## Records for this task:

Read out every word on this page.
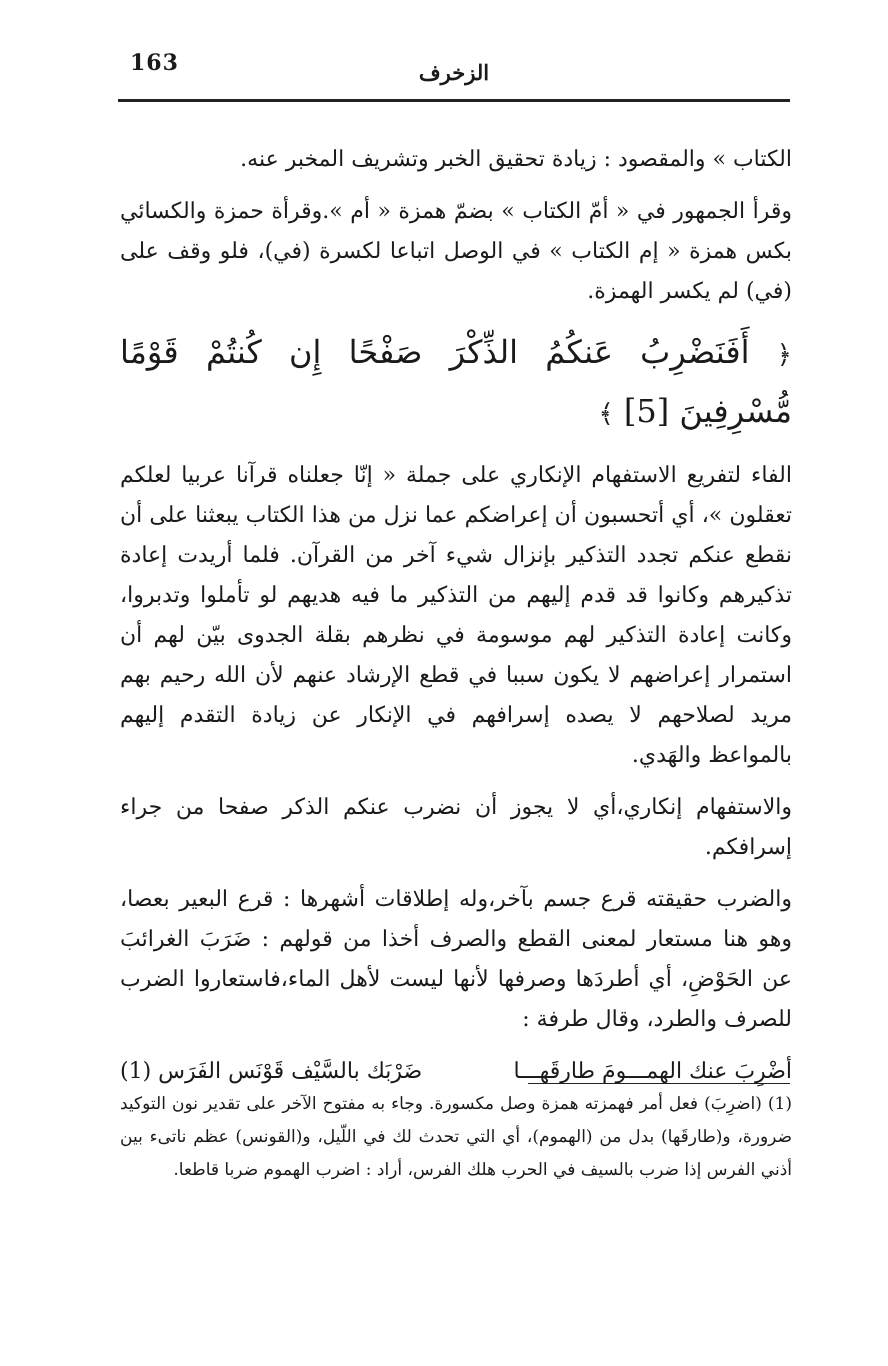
163	الزخرف

الكتاب » والمقصود : زيادة تحقيق الخبر وتشريف المخبر عنه.

وقرأ الجمهور في « أمّ الكتاب » بضمّ همزة « أم ».وقرأة حمزة والكسائي بكس همزة « إم الكتاب » في الوصل اتباعا لكسرة (في)، فلو وقف على (في) لم يكسر الهمزة.

﴿ أَفَنَضْرِبُ عَنكُمُ الذِّكْرَ صَفْحًا إِن كُنتُمْ قَوْمًا مُّسْرِفِينَ [5] ﴾

الفاء لتفريع الاستفهام الإنكاري على جملة « إنّا جعلناه قرآنا عربيا لعلكم تعقلون »، أي أتحسبون أن إعراضكم عما نزل من هذا الكتاب يبعثنا على أن نقطع عنكم تجدد التذكير بإنزال شيء آخر من القرآن. فلما أريدت إعادة تذكيرهم وكانوا قد قدم إليهم من التذكير ما فيه هديهم لو تأملوا وتدبروا، وكانت إعادة التذكير لهم موسومة في نظرهم بقلة الجدوى بيّن لهم أن استمرار إعراضهم لا يكون سببا في قطع الإرشاد عنهم لأن الله رحيم بهم مريد لصلاحهم لا يصده إسرافهم في الإنكار عن زيادة التقدم إليهم بالمواعظ والهَدي.

والاستفهام إنكاري،أي لا يجوز أن نضرب عنكم الذكر صفحا من جراء إسرافكم.

والضرب حقيقته قرع جسم بآخر،وله إطلاقات أشهرها : قرع البعير بعصا، وهو هنا مستعار لمعنى القطع والصرف أخذا من قولهم : ضَرَبَ الغرائبَ عن الحَوْضِ، أي أطردَها وصرفها لأنها ليست لأهل الماء،فاستعاروا الضرب للصرف والطرد، وقال طرفة :

أضْرِبَ عنك الهمـــومَ طارقَهـــا
ضَرْبَك بالسَّيْف قَوْنَس الفَرَس (1)

(1) (اضرِبَ) فعل أمر فهمزته همزة وصل مكسورة. وجاء به مفتوح الآخر على تقدير نون التوكيد ضرورة، و(طارقَها) بدل من (الهموم)، أي التي تحدث لك في اللّيل، و(القونس) عظم ناتىء بين أذني الفرس إذا ضرب بالسيف في الحرب هلك الفرس، أراد : اضرب الهموم ضربا قاطعا.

## Exercise prompt:
Output, exactly, all the records above; include no pictures.

## Written response:
Read out every word on this page.
163	الزخرف

الكتاب » والمقصود : زيادة تحقيق الخبر وتشريف المخبر عنه.

وقرأ الجمهور في « أمّ الكتاب » بضمّ همزة « أم ».وقرأة حمزة والكسائي بكس همزة « إم الكتاب » في الوصل اتباعا لكسرة (في)، فلو وقف على (في) لم يكسر الهمزة.

﴿ أَفَنَضْرِبُ عَنكُمُ الذِّكْرَ صَفْحًا إِن كُنتُمْ قَوْمًا مُّسْرِفِينَ [5] ﴾

الفاء لتفريع الاستفهام الإنكاري على جملة « إنّا جعلناه قرآنا عربيا لعلكم تعقلون »، أي أتحسبون أن إعراضكم عما نزل من هذا الكتاب يبعثنا على أن نقطع عنكم تجدد التذكير بإنزال شيء آخر من القرآن. فلما أريدت إعادة تذكيرهم وكانوا قد قدم إليهم من التذكير ما فيه هديهم لو تأملوا وتدبروا، وكانت إعادة التذكير لهم موسومة في نظرهم بقلة الجدوى بيّن لهم أن استمرار إعراضهم لا يكون سببا في قطع الإرشاد عنهم لأن الله رحيم بهم مريد لصلاحهم لا يصده إسرافهم في الإنكار عن زيادة التقدم إليهم بالمواعظ والهَدي.

والاستفهام إنكاري،أي لا يجوز أن نضرب عنكم الذكر صفحا من جراء إسرافكم.

والضرب حقيقته قرع جسم بآخر،وله إطلاقات أشهرها : قرع البعير بعصا، وهو هنا مستعار لمعنى القطع والصرف أخذا من قولهم : ضَرَبَ الغرائبَ عن الحَوْضِ، أي أطردَها وصرفها لأنها ليست لأهل الماء،فاستعاروا الضرب للصرف والطرد، وقال طرفة :

أضْرِبَ عنك الهمـــومَ طارقَهـــا
ضَرْبَك بالسَّيْف قَوْنَس الفَرَس (1)

(1) (اضرِبَ) فعل أمر فهمزته همزة وصل مكسورة. وجاء به مفتوح الآخر على تقدير نون التوكيد ضرورة، و(طارقَها) بدل من (الهموم)، أي التي تحدث لك في اللّيل، و(القونس) عظم ناتىء بين أذني الفرس إذا ضرب بالسيف في الحرب هلك الفرس، أراد : اضرب الهموم ضربا قاطعا.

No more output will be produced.